═══ RECORDS TO USE

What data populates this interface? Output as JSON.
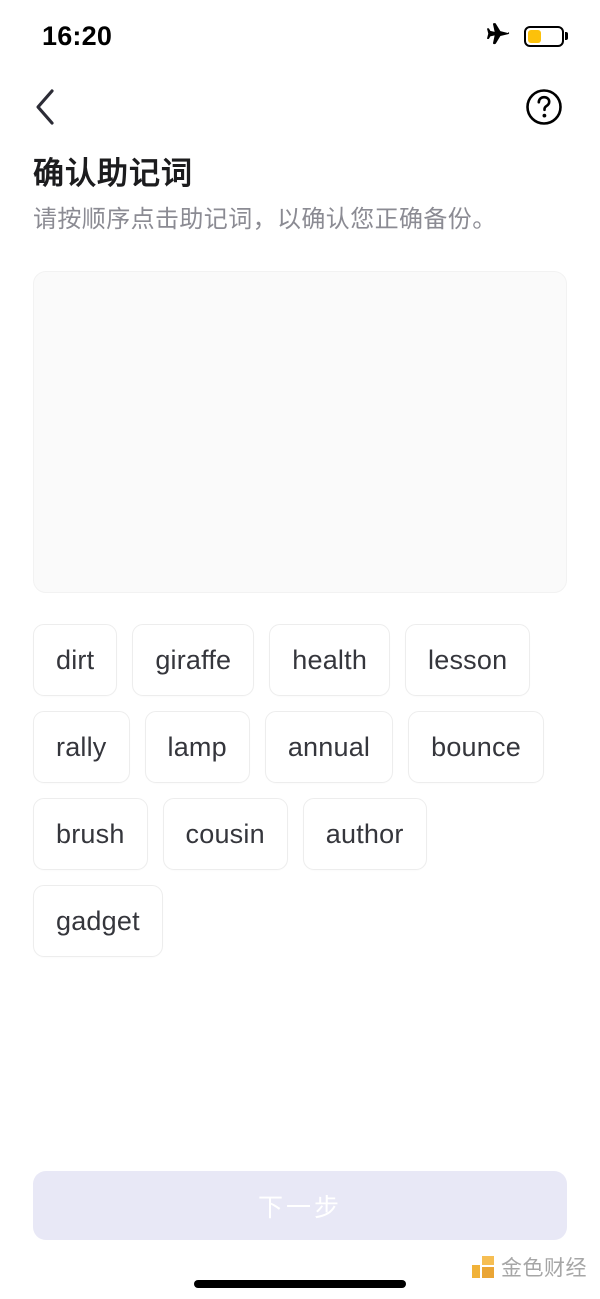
{
  "status_bar": {
    "time": "16:20",
    "airplane_icon": "airplane-mode-icon",
    "battery_icon": "battery-low-icon",
    "battery_level_percent": 35,
    "battery_color": "#fcc10a"
  },
  "nav": {
    "back_icon": "chevron-left-icon",
    "help_icon": "question-circle-icon"
  },
  "header": {
    "title": "确认助记词",
    "subtitle": "请按顺序点击助记词，以确认您正确备份。"
  },
  "drop_zone": {
    "name": "selected-words-area",
    "selected_words": [],
    "background_color": "#fafafa"
  },
  "word_pool": {
    "words": [
      "dirt",
      "giraffe",
      "health",
      "lesson",
      "rally",
      "lamp",
      "annual",
      "bounce",
      "brush",
      "cousin",
      "author",
      "gadget"
    ]
  },
  "footer": {
    "next_label": "下一步",
    "next_enabled": false,
    "next_background_color": "#e8e8f6",
    "next_text_color": "#ffffff"
  },
  "watermark": {
    "text": "金色财经",
    "mark_color": "#f0a81e"
  }
}
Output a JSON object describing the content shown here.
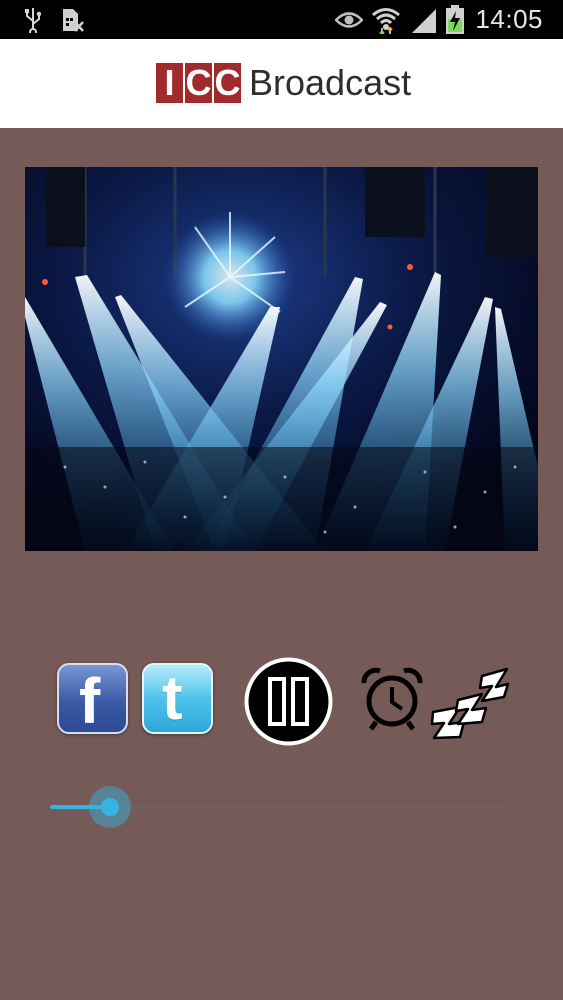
{
  "status_bar": {
    "time": "14:05",
    "icons": [
      "usb-icon",
      "sim-blocked-icon",
      "eye-icon",
      "wifi-icon",
      "signal-icon",
      "battery-charging-icon"
    ]
  },
  "header": {
    "logo_letters": [
      "I",
      "C",
      "C"
    ],
    "logo_text": "Broadcast",
    "brand_color": "#a02a2c"
  },
  "hero": {
    "image": "concert-stage-lights-photo"
  },
  "controls": {
    "facebook_icon": "facebook-icon",
    "facebook_glyph": "f",
    "twitter_icon": "twitter-icon",
    "twitter_glyph": "t",
    "play_state": "playing",
    "play_button_icon": "pause-icon",
    "alarm_icon": "alarm-clock-icon",
    "sleep_icon": "sleep-zzz-icon"
  },
  "volume": {
    "level": 0.13,
    "accent_color": "#35b4e4"
  },
  "colors": {
    "background": "#755a57",
    "header_bg": "#ffffff",
    "status_bar_bg": "#000000"
  }
}
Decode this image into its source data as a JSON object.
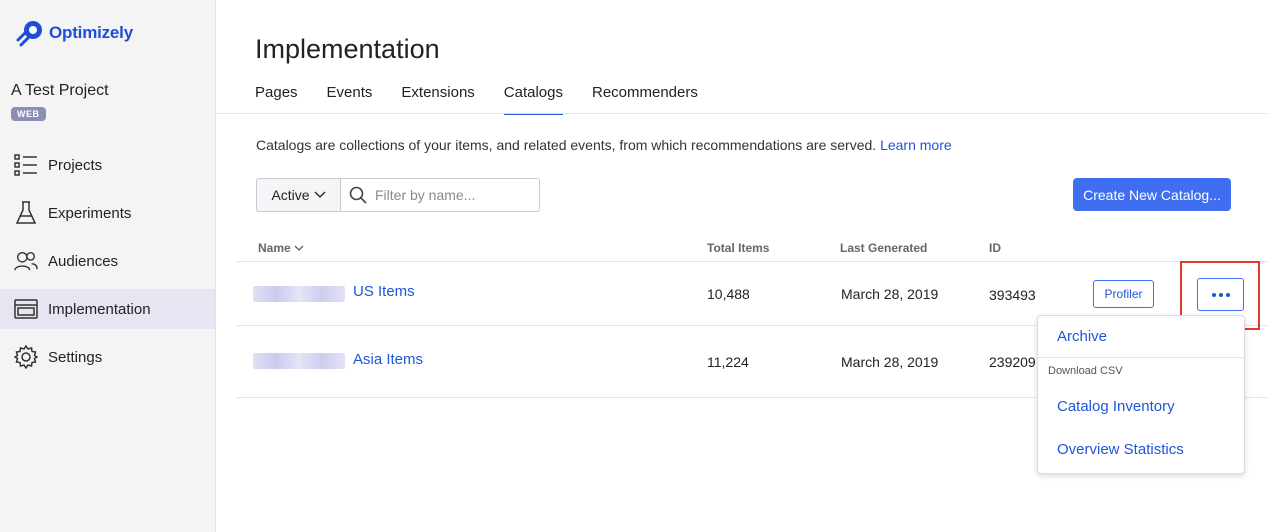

══════

__TASK TO COMPLETE__
In the entries above, find each line with the word "data" and show it.

__IN RESPONSE__
What data populates this interface? Output as JSON.
Decode this image into its source data as a JSON object.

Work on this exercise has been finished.